> **RECORDS SHOWN**:
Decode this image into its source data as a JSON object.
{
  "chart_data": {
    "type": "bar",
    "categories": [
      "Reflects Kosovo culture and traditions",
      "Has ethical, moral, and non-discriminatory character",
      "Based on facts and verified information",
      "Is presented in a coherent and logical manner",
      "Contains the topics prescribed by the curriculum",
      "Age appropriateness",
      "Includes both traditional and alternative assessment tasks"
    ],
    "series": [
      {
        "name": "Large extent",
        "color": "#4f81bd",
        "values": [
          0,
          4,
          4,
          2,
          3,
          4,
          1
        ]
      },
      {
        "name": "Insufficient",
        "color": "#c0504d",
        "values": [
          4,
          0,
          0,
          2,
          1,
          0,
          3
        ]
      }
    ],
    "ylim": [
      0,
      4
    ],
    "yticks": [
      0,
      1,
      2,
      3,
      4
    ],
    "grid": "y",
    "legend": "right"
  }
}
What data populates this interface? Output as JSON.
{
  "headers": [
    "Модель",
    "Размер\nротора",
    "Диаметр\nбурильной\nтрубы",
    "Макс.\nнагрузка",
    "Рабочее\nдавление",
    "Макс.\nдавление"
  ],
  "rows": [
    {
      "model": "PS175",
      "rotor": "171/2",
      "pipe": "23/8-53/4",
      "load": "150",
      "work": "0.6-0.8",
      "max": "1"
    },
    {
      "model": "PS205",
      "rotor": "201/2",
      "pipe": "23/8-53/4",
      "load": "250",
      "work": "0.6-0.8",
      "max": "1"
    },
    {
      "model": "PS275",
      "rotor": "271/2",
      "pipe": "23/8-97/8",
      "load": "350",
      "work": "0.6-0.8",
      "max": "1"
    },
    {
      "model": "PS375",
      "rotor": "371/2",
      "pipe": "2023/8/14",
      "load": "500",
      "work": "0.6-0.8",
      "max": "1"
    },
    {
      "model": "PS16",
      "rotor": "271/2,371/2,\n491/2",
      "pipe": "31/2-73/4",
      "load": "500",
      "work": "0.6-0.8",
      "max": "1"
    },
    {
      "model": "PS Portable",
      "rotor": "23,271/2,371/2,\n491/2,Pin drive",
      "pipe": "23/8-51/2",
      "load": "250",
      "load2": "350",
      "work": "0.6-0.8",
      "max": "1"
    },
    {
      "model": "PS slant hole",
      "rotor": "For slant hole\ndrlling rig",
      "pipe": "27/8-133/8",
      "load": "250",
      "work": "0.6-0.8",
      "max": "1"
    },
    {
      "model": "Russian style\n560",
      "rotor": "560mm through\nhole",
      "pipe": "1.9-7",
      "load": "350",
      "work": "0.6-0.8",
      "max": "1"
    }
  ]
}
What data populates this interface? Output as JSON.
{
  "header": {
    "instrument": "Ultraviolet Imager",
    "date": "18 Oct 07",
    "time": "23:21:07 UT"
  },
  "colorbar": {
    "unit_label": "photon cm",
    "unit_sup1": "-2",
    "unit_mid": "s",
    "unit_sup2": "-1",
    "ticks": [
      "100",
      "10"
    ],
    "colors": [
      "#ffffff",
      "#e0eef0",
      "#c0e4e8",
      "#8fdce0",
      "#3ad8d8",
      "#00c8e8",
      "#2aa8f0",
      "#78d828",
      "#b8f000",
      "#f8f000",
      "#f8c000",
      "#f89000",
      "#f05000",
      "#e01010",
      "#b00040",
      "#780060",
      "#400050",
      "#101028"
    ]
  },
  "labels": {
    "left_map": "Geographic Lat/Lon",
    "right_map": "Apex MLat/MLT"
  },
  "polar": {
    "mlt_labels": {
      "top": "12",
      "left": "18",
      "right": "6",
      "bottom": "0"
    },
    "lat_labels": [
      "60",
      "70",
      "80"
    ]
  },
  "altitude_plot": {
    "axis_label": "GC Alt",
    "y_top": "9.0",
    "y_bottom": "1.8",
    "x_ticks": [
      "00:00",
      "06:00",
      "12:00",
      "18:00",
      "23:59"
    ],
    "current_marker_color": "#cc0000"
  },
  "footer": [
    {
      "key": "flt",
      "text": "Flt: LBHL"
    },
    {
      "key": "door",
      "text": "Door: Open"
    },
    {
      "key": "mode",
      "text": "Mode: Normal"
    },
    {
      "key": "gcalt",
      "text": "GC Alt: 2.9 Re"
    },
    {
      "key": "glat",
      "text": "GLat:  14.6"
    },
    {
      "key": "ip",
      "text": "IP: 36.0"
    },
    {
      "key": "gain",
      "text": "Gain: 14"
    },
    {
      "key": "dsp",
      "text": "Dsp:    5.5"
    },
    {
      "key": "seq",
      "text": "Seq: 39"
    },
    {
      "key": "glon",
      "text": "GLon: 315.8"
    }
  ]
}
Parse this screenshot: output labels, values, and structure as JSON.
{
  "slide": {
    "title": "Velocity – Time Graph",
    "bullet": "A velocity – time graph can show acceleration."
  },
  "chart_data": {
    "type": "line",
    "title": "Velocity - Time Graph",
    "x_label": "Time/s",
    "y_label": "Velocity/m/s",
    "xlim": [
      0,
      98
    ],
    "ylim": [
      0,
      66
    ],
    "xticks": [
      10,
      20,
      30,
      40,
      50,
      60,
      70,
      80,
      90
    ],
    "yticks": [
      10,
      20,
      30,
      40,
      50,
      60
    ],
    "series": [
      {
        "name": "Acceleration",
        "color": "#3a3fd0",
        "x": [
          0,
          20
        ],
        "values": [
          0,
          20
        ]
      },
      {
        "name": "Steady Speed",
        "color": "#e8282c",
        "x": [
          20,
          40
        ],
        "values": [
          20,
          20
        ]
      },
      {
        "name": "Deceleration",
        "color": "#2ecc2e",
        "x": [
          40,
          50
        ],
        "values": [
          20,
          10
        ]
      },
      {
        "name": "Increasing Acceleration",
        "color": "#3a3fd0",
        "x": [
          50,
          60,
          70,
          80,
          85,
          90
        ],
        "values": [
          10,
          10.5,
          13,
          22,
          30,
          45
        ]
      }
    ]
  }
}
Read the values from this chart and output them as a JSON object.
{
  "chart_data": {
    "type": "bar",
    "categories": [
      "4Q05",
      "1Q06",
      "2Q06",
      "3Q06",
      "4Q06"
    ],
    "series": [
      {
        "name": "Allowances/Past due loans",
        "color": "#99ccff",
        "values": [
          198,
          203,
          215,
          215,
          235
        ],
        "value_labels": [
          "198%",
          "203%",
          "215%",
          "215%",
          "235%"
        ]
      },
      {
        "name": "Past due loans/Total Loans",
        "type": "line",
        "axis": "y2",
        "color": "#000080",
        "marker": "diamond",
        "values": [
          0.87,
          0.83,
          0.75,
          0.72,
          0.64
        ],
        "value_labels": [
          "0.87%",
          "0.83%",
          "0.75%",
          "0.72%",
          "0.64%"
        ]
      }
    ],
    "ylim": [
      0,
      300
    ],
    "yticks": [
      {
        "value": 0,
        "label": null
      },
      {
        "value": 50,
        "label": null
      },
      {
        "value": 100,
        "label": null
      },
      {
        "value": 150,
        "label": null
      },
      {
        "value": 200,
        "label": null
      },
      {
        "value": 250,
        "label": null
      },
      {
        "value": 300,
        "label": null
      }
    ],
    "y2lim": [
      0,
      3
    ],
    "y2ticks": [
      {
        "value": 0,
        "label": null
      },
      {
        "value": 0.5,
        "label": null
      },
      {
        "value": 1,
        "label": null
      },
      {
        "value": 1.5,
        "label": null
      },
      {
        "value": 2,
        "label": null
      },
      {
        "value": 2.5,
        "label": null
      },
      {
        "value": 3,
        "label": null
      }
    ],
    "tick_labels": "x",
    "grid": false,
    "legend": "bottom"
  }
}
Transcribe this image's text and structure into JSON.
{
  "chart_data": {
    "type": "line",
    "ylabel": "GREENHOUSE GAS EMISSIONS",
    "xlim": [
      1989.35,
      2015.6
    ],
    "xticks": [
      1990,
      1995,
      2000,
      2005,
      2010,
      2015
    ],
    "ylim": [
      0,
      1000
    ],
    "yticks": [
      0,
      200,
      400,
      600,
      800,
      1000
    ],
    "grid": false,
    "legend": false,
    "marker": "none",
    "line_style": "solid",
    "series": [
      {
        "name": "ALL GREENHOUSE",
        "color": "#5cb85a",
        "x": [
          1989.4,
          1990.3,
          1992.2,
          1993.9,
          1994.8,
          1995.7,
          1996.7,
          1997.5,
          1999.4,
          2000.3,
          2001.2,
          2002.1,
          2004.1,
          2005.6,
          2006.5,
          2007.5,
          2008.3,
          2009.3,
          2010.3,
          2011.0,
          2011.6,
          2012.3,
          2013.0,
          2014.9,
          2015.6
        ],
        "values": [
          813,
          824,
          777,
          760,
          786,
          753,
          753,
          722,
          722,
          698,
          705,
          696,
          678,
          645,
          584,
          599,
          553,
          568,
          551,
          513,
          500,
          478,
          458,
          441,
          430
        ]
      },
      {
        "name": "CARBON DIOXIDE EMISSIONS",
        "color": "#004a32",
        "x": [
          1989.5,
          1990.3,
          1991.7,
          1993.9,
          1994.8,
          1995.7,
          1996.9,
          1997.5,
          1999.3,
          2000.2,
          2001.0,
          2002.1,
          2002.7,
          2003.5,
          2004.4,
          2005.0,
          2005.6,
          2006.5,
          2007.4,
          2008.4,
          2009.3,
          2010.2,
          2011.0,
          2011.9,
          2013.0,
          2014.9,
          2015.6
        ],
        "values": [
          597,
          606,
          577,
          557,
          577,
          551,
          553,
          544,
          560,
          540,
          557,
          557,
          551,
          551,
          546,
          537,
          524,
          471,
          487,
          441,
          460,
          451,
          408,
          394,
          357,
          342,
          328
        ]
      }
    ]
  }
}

> **WRITTEN REQUEST**:
Find the string "loans" in the records, then copy each line where it occurs.

> **SOLUTION TO THE PROBLEM**:
        "name": "Allowances/Past due loans",
        "name": "Past due loans/Total Loans",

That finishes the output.